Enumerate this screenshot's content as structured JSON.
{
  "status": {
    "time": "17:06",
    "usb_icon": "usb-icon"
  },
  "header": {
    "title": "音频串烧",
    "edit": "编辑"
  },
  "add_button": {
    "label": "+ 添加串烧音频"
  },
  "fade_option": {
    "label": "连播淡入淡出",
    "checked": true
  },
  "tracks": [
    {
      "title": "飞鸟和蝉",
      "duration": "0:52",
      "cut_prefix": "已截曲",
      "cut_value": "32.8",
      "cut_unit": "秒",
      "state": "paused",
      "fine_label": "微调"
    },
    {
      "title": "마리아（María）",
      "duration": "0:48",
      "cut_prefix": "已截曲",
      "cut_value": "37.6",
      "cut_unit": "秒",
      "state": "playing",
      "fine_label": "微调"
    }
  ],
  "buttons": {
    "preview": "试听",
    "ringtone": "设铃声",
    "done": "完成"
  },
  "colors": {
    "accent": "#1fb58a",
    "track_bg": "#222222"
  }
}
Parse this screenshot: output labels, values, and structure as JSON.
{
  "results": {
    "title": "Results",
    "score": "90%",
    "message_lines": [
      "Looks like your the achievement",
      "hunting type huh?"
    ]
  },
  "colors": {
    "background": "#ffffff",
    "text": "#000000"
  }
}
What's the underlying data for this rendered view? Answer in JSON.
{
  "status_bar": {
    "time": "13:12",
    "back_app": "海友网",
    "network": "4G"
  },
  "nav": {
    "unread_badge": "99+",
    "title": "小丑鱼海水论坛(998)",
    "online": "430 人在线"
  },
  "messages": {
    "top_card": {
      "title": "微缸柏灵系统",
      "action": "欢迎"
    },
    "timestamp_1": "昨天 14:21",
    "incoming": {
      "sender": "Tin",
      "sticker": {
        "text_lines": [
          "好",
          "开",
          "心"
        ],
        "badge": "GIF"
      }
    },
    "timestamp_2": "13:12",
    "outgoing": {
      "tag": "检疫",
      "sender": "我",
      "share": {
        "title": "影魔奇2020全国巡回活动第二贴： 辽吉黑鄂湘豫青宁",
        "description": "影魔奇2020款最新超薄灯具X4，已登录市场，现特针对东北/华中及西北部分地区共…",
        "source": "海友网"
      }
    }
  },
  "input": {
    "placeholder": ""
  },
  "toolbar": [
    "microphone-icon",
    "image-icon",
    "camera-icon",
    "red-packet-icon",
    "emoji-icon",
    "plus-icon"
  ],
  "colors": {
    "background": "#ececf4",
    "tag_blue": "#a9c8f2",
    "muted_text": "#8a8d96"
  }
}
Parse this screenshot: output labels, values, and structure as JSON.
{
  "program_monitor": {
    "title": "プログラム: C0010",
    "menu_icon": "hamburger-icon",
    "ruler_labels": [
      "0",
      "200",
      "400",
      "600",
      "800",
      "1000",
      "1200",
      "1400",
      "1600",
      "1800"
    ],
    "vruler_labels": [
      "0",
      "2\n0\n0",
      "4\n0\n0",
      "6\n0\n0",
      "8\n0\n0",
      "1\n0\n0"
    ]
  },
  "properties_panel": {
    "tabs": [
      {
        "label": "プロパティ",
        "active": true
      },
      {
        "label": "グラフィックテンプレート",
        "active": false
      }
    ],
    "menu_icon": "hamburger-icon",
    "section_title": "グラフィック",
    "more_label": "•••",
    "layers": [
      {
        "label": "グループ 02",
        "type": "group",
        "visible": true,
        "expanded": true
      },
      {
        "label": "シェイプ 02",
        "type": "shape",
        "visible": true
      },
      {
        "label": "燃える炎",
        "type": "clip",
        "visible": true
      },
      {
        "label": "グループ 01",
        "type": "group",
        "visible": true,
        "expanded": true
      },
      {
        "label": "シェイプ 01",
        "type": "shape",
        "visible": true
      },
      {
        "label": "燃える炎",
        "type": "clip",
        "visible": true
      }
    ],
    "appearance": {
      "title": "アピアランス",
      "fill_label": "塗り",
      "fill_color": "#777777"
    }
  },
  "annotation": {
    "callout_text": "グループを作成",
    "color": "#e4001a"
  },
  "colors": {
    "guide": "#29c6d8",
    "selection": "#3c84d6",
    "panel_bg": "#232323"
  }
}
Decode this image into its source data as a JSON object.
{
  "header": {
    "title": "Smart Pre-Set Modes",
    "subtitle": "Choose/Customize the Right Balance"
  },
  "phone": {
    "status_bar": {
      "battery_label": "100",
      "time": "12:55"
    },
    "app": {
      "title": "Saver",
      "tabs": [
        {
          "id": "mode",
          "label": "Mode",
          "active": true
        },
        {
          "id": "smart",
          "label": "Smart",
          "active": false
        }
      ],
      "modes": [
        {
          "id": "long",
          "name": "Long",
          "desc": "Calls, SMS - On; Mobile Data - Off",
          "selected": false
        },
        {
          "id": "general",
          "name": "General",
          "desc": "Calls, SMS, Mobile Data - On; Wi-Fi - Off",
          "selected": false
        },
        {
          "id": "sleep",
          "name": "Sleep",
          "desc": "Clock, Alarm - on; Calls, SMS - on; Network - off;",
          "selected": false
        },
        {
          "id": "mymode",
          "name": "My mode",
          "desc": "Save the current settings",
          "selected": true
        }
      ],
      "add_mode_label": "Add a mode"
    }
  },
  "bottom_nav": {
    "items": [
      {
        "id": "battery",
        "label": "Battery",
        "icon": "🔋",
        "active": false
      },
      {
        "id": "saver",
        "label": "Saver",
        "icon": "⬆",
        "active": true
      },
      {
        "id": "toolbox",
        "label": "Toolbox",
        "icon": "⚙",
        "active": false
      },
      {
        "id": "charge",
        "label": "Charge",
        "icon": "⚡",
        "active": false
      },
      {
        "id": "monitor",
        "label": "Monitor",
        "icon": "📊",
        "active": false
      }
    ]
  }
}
________________
**Requirements:**
Take the listing above and set it down exactly.

**Solution for this exercise:**
Enumerate this screenshot's content as structured JSON.
{
  "status": {
    "time": "17:06",
    "usb_icon": "usb-icon"
  },
  "header": {
    "title": "音频串烧",
    "edit": "编辑"
  },
  "add_button": {
    "label": "+ 添加串烧音频"
  },
  "fade_option": {
    "label": "连播淡入淡出",
    "checked": true
  },
  "tracks": [
    {
      "title": "飞鸟和蝉",
      "duration": "0:52",
      "cut_prefix": "已截曲",
      "cut_value": "32.8",
      "cut_unit": "秒",
      "state": "paused",
      "fine_label": "微调"
    },
    {
      "title": "마리아（María）",
      "duration": "0:48",
      "cut_prefix": "已截曲",
      "cut_value": "37.6",
      "cut_unit": "秒",
      "state": "playing",
      "fine_label": "微调"
    }
  ],
  "buttons": {
    "preview": "试听",
    "ringtone": "设铃声",
    "done": "完成"
  },
  "colors": {
    "accent": "#1fb58a",
    "track_bg": "#222222"
  }
}
Parse this screenshot: output labels, values, and structure as JSON.
{
  "results": {
    "title": "Results",
    "score": "90%",
    "message_lines": [
      "Looks like your the achievement",
      "hunting type huh?"
    ]
  },
  "colors": {
    "background": "#ffffff",
    "text": "#000000"
  }
}
What's the underlying data for this rendered view? Answer in JSON.
{
  "status_bar": {
    "time": "13:12",
    "back_app": "海友网",
    "network": "4G"
  },
  "nav": {
    "unread_badge": "99+",
    "title": "小丑鱼海水论坛(998)",
    "online": "430 人在线"
  },
  "messages": {
    "top_card": {
      "title": "微缸柏灵系统",
      "action": "欢迎"
    },
    "timestamp_1": "昨天 14:21",
    "incoming": {
      "sender": "Tin",
      "sticker": {
        "text_lines": [
          "好",
          "开",
          "心"
        ],
        "badge": "GIF"
      }
    },
    "timestamp_2": "13:12",
    "outgoing": {
      "tag": "检疫",
      "sender": "我",
      "share": {
        "title": "影魔奇2020全国巡回活动第二贴： 辽吉黑鄂湘豫青宁",
        "description": "影魔奇2020款最新超薄灯具X4，已登录市场，现特针对东北/华中及西北部分地区共…",
        "source": "海友网"
      }
    }
  },
  "input": {
    "placeholder": ""
  },
  "toolbar": [
    "microphone-icon",
    "image-icon",
    "camera-icon",
    "red-packet-icon",
    "emoji-icon",
    "plus-icon"
  ],
  "colors": {
    "background": "#ececf4",
    "tag_blue": "#a9c8f2",
    "muted_text": "#8a8d96"
  }
}
Parse this screenshot: output labels, values, and structure as JSON.
{
  "program_monitor": {
    "title": "プログラム: C0010",
    "menu_icon": "hamburger-icon",
    "ruler_labels": [
      "0",
      "200",
      "400",
      "600",
      "800",
      "1000",
      "1200",
      "1400",
      "1600",
      "1800"
    ],
    "vruler_labels": [
      "0",
      "2\n0\n0",
      "4\n0\n0",
      "6\n0\n0",
      "8\n0\n0",
      "1\n0\n0"
    ]
  },
  "properties_panel": {
    "tabs": [
      {
        "label": "プロパティ",
        "active": true
      },
      {
        "label": "グラフィックテンプレート",
        "active": false
      }
    ],
    "menu_icon": "hamburger-icon",
    "section_title": "グラフィック",
    "more_label": "•••",
    "layers": [
      {
        "label": "グループ 02",
        "type": "group",
        "visible": true,
        "expanded": true
      },
      {
        "label": "シェイプ 02",
        "type": "shape",
        "visible": true
      },
      {
        "label": "燃える炎",
        "type": "clip",
        "visible": true
      },
      {
        "label": "グループ 01",
        "type": "group",
        "visible": true,
        "expanded": true
      },
      {
        "label": "シェイプ 01",
        "type": "shape",
        "visible": true
      },
      {
        "label": "燃える炎",
        "type": "clip",
        "visible": true
      }
    ],
    "appearance": {
      "title": "アピアランス",
      "fill_label": "塗り",
      "fill_color": "#777777"
    }
  },
  "annotation": {
    "callout_text": "グループを作成",
    "color": "#e4001a"
  },
  "colors": {
    "guide": "#29c6d8",
    "selection": "#3c84d6",
    "panel_bg": "#232323"
  }
}
Decode this image into its source data as a JSON object.
{
  "header": {
    "title": "Smart Pre-Set Modes",
    "subtitle": "Choose/Customize the Right Balance"
  },
  "phone": {
    "status_bar": {
      "battery_label": "100",
      "time": "12:55"
    },
    "app": {
      "title": "Saver",
      "tabs": [
        {
          "id": "mode",
          "label": "Mode",
          "active": true
        },
        {
          "id": "smart",
          "label": "Smart",
          "active": false
        }
      ],
      "modes": [
        {
          "id": "long",
          "name": "Long",
          "desc": "Calls, SMS - On; Mobile Data - Off",
          "selected": false
        },
        {
          "id": "general",
          "name": "General",
          "desc": "Calls, SMS, Mobile Data - On; Wi-Fi - Off",
          "selected": false
        },
        {
          "id": "sleep",
          "name": "Sleep",
          "desc": "Clock, Alarm - on; Calls, SMS - on; Network - off;",
          "selected": false
        },
        {
          "id": "mymode",
          "name": "My mode",
          "desc": "Save the current settings",
          "selected": true
        }
      ],
      "add_mode_label": "Add a mode"
    }
  },
  "bottom_nav": {
    "items": [
      {
        "id": "battery",
        "label": "Battery",
        "icon": "🔋",
        "active": false
      },
      {
        "id": "saver",
        "label": "Saver",
        "icon": "⬆",
        "active": true
      },
      {
        "id": "toolbox",
        "label": "Toolbox",
        "icon": "⚙",
        "active": false
      },
      {
        "id": "charge",
        "label": "Charge",
        "icon": "⚡",
        "active": false
      },
      {
        "id": "monitor",
        "label": "Monitor",
        "icon": "📊",
        "active": false
      }
    ]
  }
}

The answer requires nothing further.